Dataset items:
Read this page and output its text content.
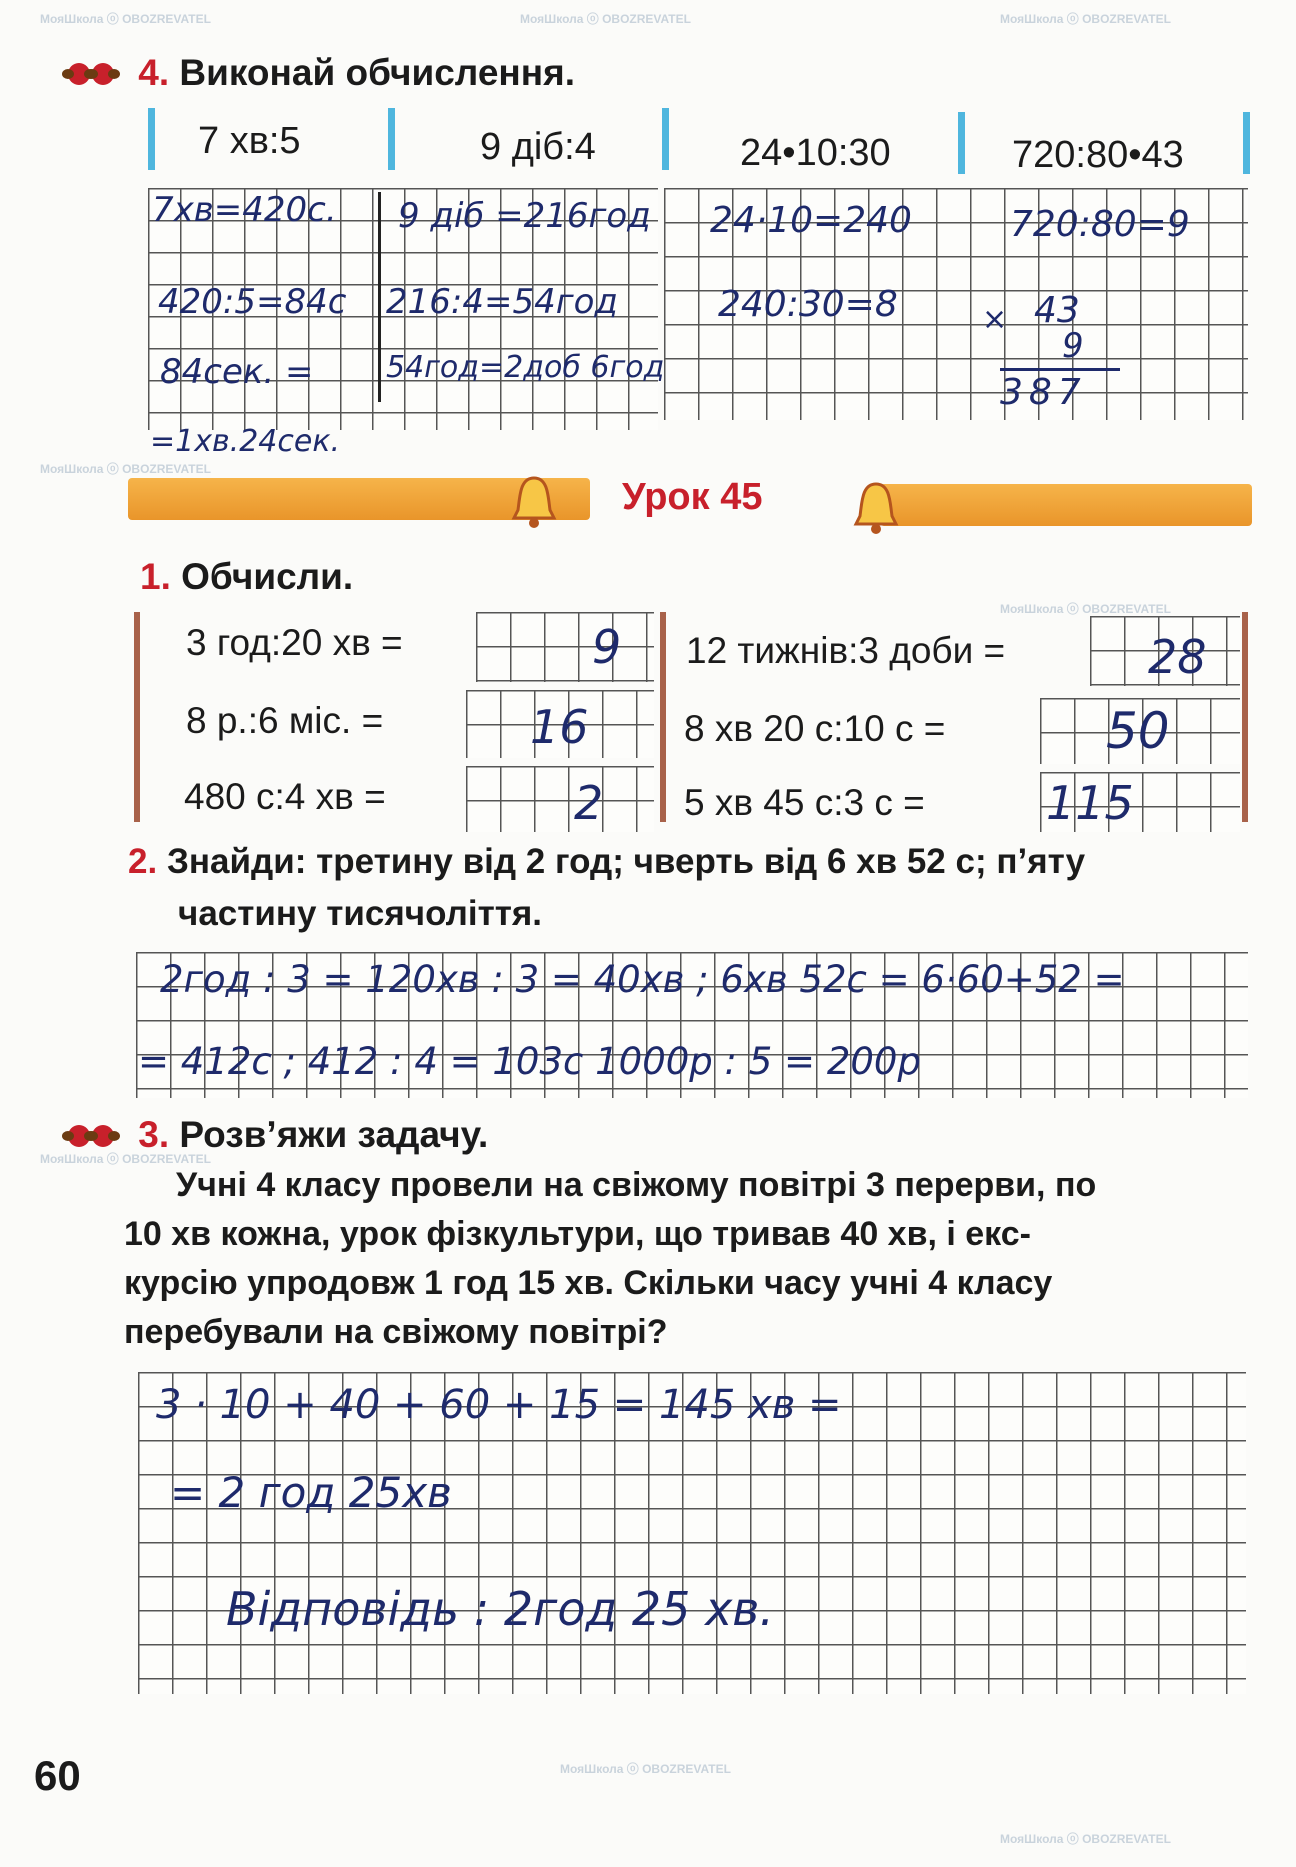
МояШкола ⓞ OBOZREVATEL	МояШкола ⓞ OBOZREVATEL	МояШкола ⓞ OBOZREVATEL
МояШкола ⓞ OBOZREVATEL
МояШкола ⓞ OBOZREVATEL
МояШкола ⓞ OBOZREVATEL
МояШкола ⓞ OBOZREVATEL
МояШкола ⓞ OBOZREVATEL
4. Виконай обчислення.
7 хв:5	9 діб:4	24•10:30	720:80•43
7хв=420с.
420:5=84с
84сек. =
=1хв.24сек.
9 діб =216год
216:4=54год
54год=2доб 6год
24·10=240
240:30=8
720:80=9
× 43
9
387
Урок 45
1. Обчисли.
3 год:20 хв =	9
8 р.:6 міс. =	16
480 с:4 хв =	2
12 тижнів:3 доби =	28
8 хв 20 с:10 с =	50
5 хв 45 с:3 с =	115
2. Знайди: третину від 2 год; чверть від 6 хв 52 с; п’яту
частину тисячоліття.
2год : 3 = 120хв : 3 = 40хв ; 6хв 52с = 6·60+52 =
= 412с ; 412 : 4 = 103с 1000р : 5 = 200р
3. Розв’яжи задачу.
Учні 4 класу провели на свіжому повітрі 3 перерви, по
10 хв кожна, урок фізкультури, що тривав 40 хв, і екс-
курсію упродовж 1 год 15 хв. Скільки часу учні 4 класу
перебували на свіжому повітрі?
3 · 10 + 40 + 60 + 15 = 145 хв =
= 2 год 25хв
Відповідь : 2год 25 хв.
60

## To be done
Repeat the material above in full and exactly, omitting the pictures.

## Final result
Read this page and output its text content.
МояШкола ⓞ OBOZREVATEL	МояШкола ⓞ OBOZREVATEL	МояШкола ⓞ OBOZREVATEL
МояШкола ⓞ OBOZREVATEL
МояШкола ⓞ OBOZREVATEL
МояШкола ⓞ OBOZREVATEL
МояШкола ⓞ OBOZREVATEL
МояШкола ⓞ OBOZREVATEL
4. Виконай обчислення.
7 хв:5	9 діб:4	24•10:30	720:80•43
7хв=420с.
420:5=84с
84сек. =
=1хв.24сек.
9 діб =216год
216:4=54год
54год=2доб 6год
24·10=240
240:30=8
720:80=9
× 43
9
387
Урок 45
1. Обчисли.
3 год:20 хв =	9
8 р.:6 міс. =	16
480 с:4 хв =	2
12 тижнів:3 доби =	28
8 хв 20 с:10 с =	50
5 хв 45 с:3 с =	115
2. Знайди: третину від 2 год; чверть від 6 хв 52 с; п’яту
частину тисячоліття.
2год : 3 = 120хв : 3 = 40хв ; 6хв 52с = 6·60+52 =
= 412с ; 412 : 4 = 103с 1000р : 5 = 200р
3. Розв’яжи задачу.
Учні 4 класу провели на свіжому повітрі 3 перерви, по
10 хв кожна, урок фізкультури, що тривав 40 хв, і екс-
курсію упродовж 1 год 15 хв. Скільки часу учні 4 класу
перебували на свіжому повітрі?
3 · 10 + 40 + 60 + 15 = 145 хв =
= 2 год 25хв
Відповідь : 2год 25 хв.
60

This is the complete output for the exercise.